» Direction:
Which lines hold the word "Earth"? Show each of them.

Figure collection entries
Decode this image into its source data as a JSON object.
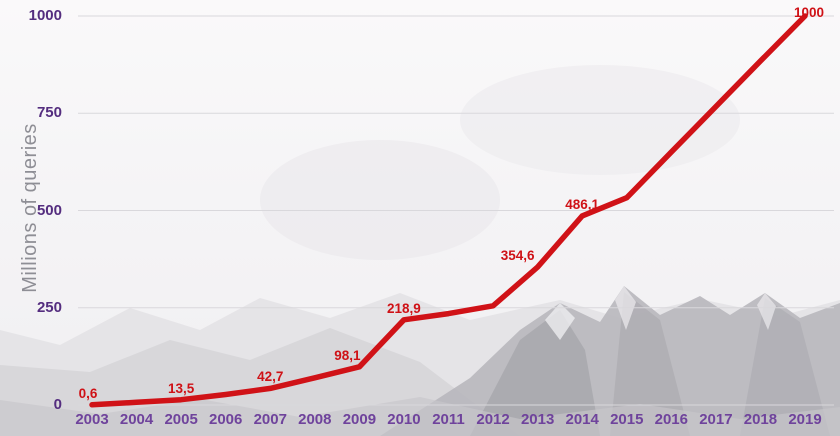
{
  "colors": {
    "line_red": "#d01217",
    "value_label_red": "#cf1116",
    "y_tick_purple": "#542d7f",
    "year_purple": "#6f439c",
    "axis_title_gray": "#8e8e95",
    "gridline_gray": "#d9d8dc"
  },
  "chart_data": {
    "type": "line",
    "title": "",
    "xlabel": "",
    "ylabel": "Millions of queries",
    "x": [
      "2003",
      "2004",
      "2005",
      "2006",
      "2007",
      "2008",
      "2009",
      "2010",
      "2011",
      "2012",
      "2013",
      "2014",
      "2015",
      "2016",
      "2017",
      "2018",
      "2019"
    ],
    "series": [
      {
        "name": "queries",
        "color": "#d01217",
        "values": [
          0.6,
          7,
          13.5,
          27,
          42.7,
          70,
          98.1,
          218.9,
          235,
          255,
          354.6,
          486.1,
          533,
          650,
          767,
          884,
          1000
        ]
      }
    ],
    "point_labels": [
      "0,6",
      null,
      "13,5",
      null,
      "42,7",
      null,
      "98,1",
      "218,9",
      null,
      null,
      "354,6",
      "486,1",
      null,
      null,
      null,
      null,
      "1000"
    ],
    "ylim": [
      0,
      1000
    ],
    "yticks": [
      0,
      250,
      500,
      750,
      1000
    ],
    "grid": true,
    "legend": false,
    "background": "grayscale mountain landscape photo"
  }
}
* * *
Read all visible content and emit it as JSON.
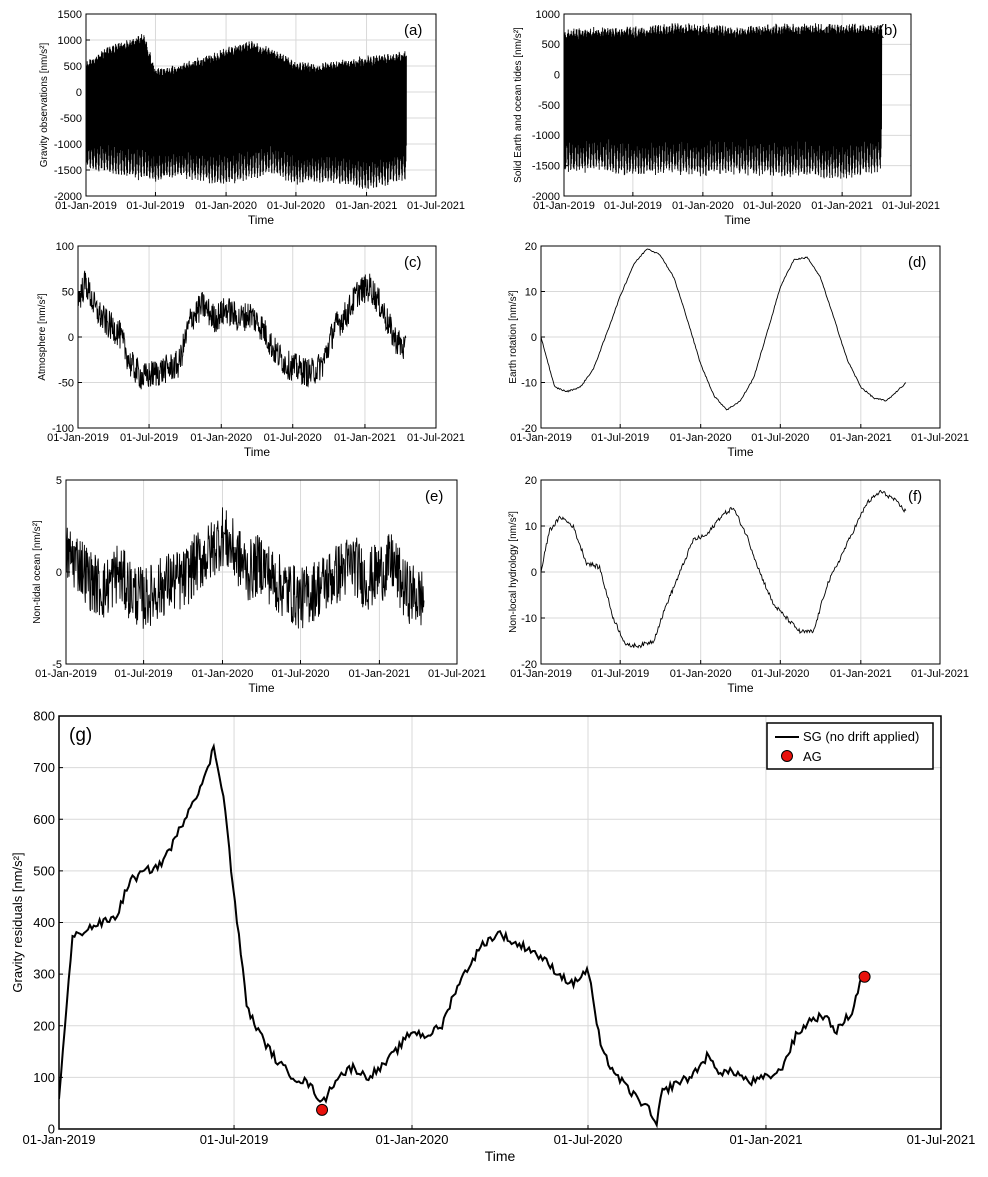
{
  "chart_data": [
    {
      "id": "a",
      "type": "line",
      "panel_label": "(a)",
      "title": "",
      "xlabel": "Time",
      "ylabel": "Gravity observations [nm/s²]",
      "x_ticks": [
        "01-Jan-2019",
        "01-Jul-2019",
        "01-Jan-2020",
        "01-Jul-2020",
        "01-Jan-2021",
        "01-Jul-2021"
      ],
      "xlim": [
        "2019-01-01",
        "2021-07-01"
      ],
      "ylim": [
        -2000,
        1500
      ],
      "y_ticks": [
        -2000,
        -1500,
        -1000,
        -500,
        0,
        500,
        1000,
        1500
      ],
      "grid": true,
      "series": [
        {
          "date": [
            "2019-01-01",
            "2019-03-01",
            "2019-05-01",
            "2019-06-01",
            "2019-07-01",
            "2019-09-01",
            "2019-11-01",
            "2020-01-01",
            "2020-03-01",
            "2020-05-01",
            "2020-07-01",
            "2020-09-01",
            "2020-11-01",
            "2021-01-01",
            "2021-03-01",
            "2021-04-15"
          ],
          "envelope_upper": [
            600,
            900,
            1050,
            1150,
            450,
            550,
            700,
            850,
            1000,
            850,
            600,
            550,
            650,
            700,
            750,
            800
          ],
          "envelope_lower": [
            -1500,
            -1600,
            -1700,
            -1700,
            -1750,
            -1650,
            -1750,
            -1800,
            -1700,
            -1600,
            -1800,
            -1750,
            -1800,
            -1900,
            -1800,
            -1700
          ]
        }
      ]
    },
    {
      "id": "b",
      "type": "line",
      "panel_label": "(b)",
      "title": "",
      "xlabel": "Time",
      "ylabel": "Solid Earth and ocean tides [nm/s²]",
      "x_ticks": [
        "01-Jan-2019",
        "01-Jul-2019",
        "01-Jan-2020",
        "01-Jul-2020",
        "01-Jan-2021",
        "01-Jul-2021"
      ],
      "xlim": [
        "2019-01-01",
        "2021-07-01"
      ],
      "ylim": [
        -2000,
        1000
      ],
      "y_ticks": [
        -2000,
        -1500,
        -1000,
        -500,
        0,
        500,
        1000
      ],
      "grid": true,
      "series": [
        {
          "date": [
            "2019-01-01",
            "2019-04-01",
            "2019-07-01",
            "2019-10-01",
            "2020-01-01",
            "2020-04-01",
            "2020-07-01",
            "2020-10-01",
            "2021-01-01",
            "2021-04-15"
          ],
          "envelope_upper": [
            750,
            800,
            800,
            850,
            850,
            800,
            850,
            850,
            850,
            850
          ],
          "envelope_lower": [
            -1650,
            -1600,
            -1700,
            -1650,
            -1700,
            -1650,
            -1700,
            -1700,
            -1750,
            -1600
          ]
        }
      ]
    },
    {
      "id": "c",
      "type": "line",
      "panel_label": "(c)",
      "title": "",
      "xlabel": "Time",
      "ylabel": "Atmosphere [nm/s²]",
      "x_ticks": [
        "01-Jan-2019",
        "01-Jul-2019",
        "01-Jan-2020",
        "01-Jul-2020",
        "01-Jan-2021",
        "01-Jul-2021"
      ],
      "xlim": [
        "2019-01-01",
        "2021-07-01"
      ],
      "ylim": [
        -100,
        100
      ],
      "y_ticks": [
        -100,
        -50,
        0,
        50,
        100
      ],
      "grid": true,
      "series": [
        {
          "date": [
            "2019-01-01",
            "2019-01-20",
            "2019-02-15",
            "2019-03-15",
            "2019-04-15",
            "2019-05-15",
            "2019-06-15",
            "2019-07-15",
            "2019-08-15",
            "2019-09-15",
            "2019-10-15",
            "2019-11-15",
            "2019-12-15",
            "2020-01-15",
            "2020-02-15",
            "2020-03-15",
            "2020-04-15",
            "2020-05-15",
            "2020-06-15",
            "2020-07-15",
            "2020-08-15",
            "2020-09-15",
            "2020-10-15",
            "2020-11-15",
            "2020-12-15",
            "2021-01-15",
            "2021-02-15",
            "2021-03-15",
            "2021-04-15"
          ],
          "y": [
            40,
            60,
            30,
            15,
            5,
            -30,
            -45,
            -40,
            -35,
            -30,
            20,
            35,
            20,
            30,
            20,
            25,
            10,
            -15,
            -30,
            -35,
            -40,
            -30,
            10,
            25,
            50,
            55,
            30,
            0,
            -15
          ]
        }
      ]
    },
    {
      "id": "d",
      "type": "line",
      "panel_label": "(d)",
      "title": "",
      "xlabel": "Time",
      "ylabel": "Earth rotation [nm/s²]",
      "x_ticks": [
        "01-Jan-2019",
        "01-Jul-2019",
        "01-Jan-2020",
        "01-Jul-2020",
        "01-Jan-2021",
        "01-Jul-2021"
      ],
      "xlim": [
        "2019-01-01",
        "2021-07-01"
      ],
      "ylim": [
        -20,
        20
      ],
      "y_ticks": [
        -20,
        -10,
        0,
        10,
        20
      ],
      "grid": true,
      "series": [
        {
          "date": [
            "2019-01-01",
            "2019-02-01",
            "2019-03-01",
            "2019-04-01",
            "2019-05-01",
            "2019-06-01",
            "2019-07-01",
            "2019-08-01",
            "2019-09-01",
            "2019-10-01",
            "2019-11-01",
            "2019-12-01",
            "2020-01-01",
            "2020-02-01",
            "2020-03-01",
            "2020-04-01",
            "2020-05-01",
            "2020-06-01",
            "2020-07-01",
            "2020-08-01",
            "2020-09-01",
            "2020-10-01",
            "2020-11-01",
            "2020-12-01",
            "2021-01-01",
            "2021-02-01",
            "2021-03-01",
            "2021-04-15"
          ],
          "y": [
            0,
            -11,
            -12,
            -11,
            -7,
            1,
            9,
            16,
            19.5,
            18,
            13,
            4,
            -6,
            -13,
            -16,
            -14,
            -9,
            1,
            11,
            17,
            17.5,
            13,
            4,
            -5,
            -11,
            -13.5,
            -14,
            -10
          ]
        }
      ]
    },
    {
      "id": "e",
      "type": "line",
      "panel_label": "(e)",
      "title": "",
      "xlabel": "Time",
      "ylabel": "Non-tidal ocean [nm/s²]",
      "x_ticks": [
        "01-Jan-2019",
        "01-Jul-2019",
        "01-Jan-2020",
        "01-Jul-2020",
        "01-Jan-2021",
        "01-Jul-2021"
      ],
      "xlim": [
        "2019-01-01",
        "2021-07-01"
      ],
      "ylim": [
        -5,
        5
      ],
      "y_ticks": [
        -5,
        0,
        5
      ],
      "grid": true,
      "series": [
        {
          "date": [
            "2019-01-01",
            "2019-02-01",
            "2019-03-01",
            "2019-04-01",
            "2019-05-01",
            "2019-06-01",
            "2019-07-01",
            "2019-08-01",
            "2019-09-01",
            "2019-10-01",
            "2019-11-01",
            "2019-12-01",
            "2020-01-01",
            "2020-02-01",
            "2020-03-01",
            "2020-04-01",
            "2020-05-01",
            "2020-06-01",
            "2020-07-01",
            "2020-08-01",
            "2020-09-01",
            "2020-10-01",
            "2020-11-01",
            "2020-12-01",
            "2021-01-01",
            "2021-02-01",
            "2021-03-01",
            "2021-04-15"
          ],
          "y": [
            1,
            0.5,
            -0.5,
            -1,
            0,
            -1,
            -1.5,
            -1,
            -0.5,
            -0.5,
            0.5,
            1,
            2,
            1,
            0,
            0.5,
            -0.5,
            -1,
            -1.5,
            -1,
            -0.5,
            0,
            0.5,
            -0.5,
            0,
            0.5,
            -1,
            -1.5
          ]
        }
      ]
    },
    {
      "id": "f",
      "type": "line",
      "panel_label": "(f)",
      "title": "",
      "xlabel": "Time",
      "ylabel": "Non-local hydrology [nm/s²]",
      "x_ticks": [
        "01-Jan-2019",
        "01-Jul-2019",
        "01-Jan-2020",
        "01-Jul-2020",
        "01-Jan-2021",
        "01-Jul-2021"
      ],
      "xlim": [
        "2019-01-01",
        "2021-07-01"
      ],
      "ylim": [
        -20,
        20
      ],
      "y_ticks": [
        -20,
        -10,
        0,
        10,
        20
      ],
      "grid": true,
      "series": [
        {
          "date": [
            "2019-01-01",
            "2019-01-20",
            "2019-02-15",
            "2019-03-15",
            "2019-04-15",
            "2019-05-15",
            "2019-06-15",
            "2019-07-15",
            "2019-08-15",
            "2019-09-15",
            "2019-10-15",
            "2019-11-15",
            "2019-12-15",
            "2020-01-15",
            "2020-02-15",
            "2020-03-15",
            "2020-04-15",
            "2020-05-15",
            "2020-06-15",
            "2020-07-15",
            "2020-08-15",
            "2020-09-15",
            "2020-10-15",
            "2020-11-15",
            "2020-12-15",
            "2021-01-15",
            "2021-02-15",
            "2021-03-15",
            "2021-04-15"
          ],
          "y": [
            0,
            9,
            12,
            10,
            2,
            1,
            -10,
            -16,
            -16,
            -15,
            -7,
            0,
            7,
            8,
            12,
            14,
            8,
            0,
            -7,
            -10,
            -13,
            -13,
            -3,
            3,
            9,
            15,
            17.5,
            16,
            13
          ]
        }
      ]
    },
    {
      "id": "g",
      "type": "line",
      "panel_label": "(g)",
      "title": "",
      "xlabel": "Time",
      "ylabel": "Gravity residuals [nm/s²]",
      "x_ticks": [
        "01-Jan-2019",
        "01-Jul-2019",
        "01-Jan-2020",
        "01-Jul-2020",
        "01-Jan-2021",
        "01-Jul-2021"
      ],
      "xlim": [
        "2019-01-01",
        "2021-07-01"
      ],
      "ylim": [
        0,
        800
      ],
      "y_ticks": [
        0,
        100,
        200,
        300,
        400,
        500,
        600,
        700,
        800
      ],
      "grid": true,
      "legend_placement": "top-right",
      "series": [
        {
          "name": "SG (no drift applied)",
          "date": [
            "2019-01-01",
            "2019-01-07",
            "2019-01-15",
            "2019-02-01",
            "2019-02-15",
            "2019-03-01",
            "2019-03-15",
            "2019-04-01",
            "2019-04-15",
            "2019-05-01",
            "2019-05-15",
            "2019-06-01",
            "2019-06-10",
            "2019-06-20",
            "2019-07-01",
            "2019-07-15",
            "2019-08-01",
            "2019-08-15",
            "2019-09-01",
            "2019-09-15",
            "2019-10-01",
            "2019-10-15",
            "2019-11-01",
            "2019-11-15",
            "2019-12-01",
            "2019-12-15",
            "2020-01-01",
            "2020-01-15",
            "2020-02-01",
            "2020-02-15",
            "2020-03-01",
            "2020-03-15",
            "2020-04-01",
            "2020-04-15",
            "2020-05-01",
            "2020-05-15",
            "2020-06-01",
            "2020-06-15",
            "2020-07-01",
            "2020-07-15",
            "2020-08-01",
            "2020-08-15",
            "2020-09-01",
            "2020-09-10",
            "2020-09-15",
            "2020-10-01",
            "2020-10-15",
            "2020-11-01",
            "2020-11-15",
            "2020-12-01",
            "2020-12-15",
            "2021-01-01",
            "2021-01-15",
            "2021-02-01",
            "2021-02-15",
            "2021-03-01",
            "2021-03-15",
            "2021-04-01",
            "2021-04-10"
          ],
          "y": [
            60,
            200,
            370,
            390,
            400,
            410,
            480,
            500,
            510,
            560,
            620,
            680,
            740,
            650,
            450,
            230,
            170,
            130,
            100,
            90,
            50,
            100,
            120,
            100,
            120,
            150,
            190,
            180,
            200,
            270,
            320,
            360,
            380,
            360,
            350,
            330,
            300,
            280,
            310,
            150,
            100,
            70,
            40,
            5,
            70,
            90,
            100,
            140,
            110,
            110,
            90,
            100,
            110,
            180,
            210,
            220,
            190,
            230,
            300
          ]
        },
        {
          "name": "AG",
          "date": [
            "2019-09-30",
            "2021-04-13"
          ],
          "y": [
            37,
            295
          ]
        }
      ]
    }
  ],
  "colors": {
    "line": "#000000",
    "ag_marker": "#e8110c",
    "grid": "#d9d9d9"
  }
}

» Reply to the task:
      "ylabel": "Solid Earth and ocean tides [nm/s²]",
      "ylabel": "Earth rotation [nm/s²]",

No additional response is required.